__AIM__.
Please transcribe the data that follows without the pictures, keeping every word the same.

__DATA TO PROCESS__.
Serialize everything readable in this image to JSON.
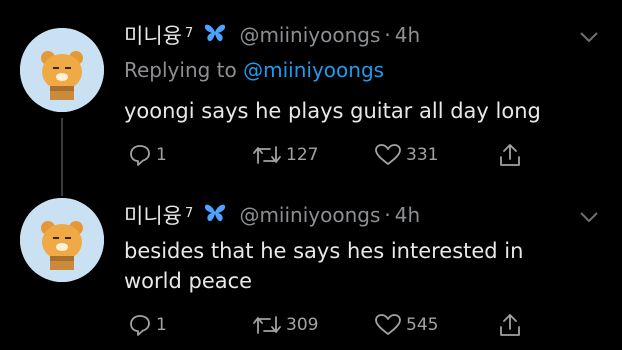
{
  "colors": {
    "background": "#000000",
    "text": "#e8e8e8",
    "muted": "#8d8f92",
    "link": "#1d9bf0",
    "avatar_bg": "#c9e1f3"
  },
  "tweets": [
    {
      "display_name": "미니융",
      "name_sup": "7",
      "badge_icon": "butterfly-icon",
      "handle": "@miiniyoongs",
      "separator": "·",
      "time": "4h",
      "reply_prefix": "Replying to ",
      "reply_to": "@miiniyoongs",
      "text": "yoongi says he plays guitar all day long",
      "replies": "1",
      "retweets": "127",
      "likes": "331"
    },
    {
      "display_name": "미니융",
      "name_sup": "7",
      "badge_icon": "butterfly-icon",
      "handle": "@miiniyoongs",
      "separator": "·",
      "time": "4h",
      "text": "besides that he says hes interested in\nworld peace",
      "replies": "1",
      "retweets": "309",
      "likes": "545"
    }
  ]
}
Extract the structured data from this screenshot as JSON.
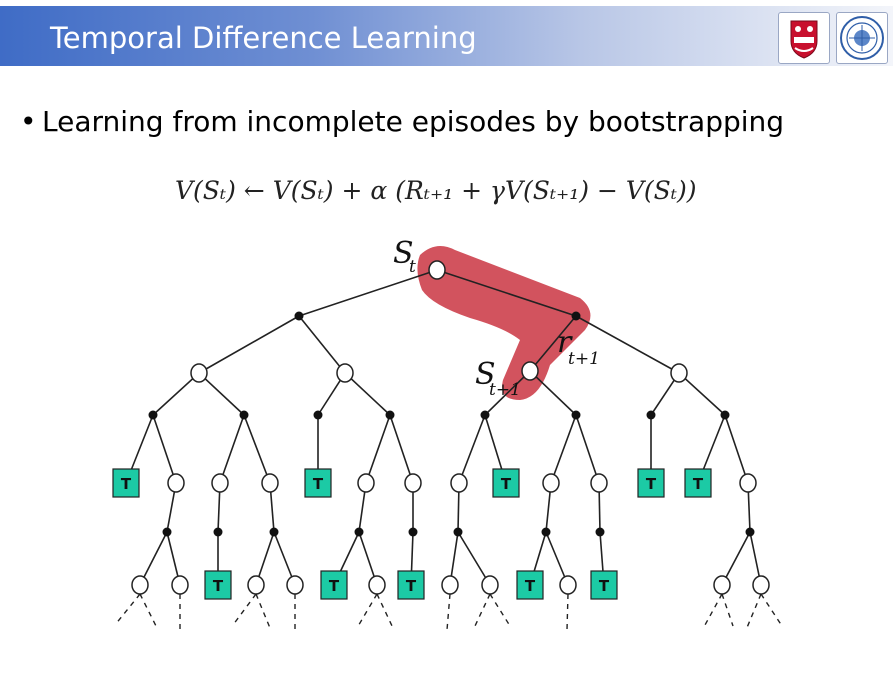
{
  "header": {
    "title": "Temporal Difference Learning"
  },
  "bullet": {
    "text": "Learning from incomplete episodes by bootstrapping"
  },
  "formula": {
    "text": "V(Sₜ) ← V(Sₜ) + α (Rₜ₊₁ + γV(Sₜ₊₁) − V(Sₜ))"
  },
  "diagram": {
    "state_label_t": "S",
    "state_label_t_sub": "t",
    "reward_label": "r",
    "reward_label_sub": "t+1",
    "state_label_t1": "S",
    "state_label_t1_sub": "t+1",
    "terminal_label": "T",
    "colors": {
      "highlight": "#d04a55",
      "terminal": "#1ccaa5",
      "line": "#222222"
    }
  }
}
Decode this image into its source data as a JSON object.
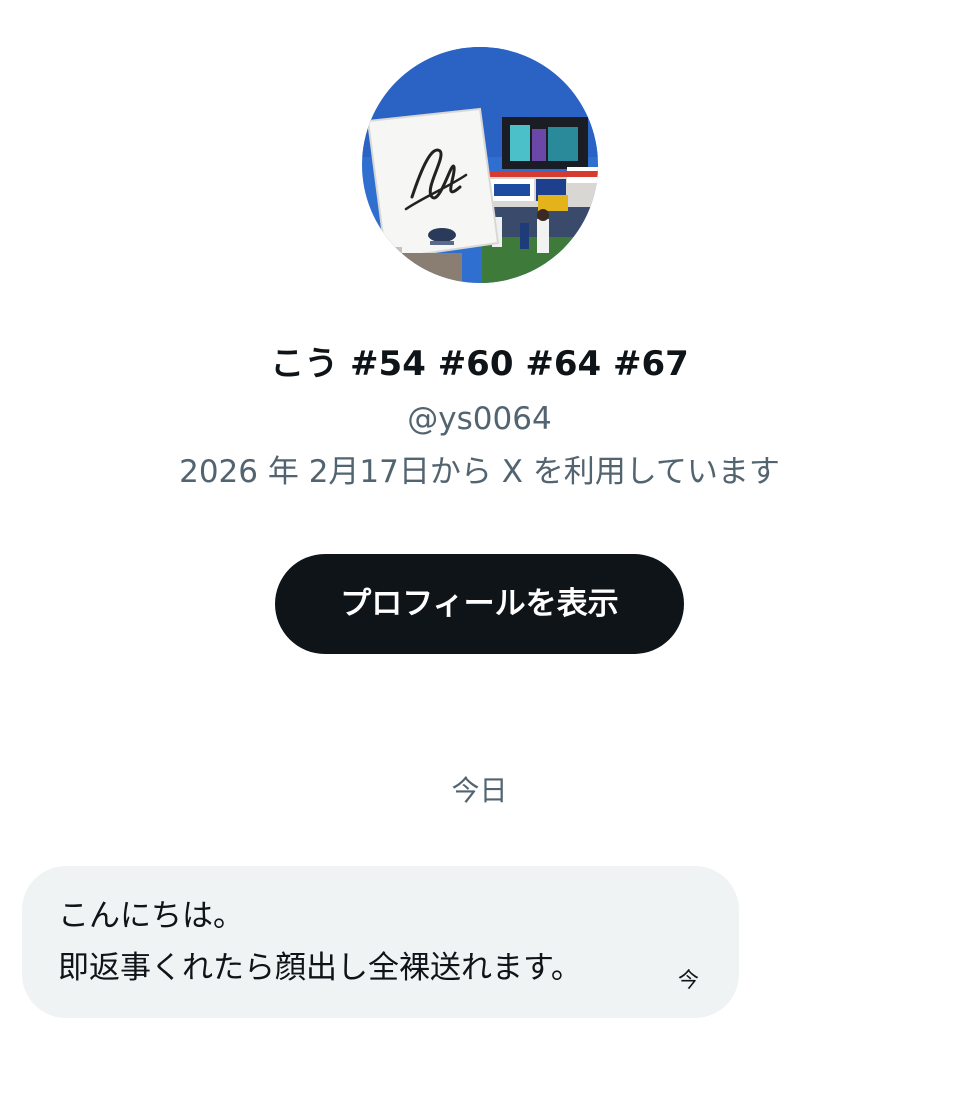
{
  "profile": {
    "name": "こう #54 #60 #64 #67",
    "handle": "@ys0064",
    "joined": "2026 年 2月17日から X を利用しています",
    "view_profile_label": "プロフィールを表示"
  },
  "conversation": {
    "date_divider": "今日",
    "messages": [
      {
        "lines": [
          "こんにちは。",
          "即返事くれたら顔出し全裸送れます。"
        ],
        "time": "今"
      }
    ]
  }
}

__SOLUTION__.
Serialize everything readable in this image to JSON.
{
  "colors": {
    "background": "#000000",
    "text": "#e8e8e8",
    "muted": "#8d8f92",
    "link": "#1d9bf0",
    "avatar_bg": "#c9e1f3"
  },
  "tweets": [
    {
      "display_name": "미니융",
      "name_sup": "7",
      "badge_icon": "butterfly-icon",
      "handle": "@miiniyoongs",
      "separator": "·",
      "time": "4h",
      "reply_prefix": "Replying to ",
      "reply_to": "@miiniyoongs",
      "text": "yoongi says he plays guitar all day long",
      "replies": "1",
      "retweets": "127",
      "likes": "331"
    },
    {
      "display_name": "미니융",
      "name_sup": "7",
      "badge_icon": "butterfly-icon",
      "handle": "@miiniyoongs",
      "separator": "·",
      "time": "4h",
      "text": "besides that he says hes interested in\nworld peace",
      "replies": "1",
      "retweets": "309",
      "likes": "545"
    }
  ]
}
Extract the structured data from this screenshot as JSON.
{
  "header": {
    "title": "Temporal Difference Learning"
  },
  "bullet": {
    "text": "Learning from incomplete episodes by bootstrapping"
  },
  "formula": {
    "text": "V(Sₜ) ← V(Sₜ) + α (Rₜ₊₁ + γV(Sₜ₊₁) − V(Sₜ))"
  },
  "diagram": {
    "state_label_t": "S",
    "state_label_t_sub": "t",
    "reward_label": "r",
    "reward_label_sub": "t+1",
    "state_label_t1": "S",
    "state_label_t1_sub": "t+1",
    "terminal_label": "T",
    "colors": {
      "highlight": "#d04a55",
      "terminal": "#1ccaa5",
      "line": "#222222"
    }
  }
}
Decode this image into its source data as a JSON object.
{
  "profile": {
    "name": "こう #54 #60 #64 #67",
    "handle": "@ys0064",
    "joined": "2026 年 2月17日から X を利用しています",
    "view_profile_label": "プロフィールを表示"
  },
  "conversation": {
    "date_divider": "今日",
    "messages": [
      {
        "lines": [
          "こんにちは。",
          "即返事くれたら顔出し全裸送れます。"
        ],
        "time": "今"
      }
    ]
  }
}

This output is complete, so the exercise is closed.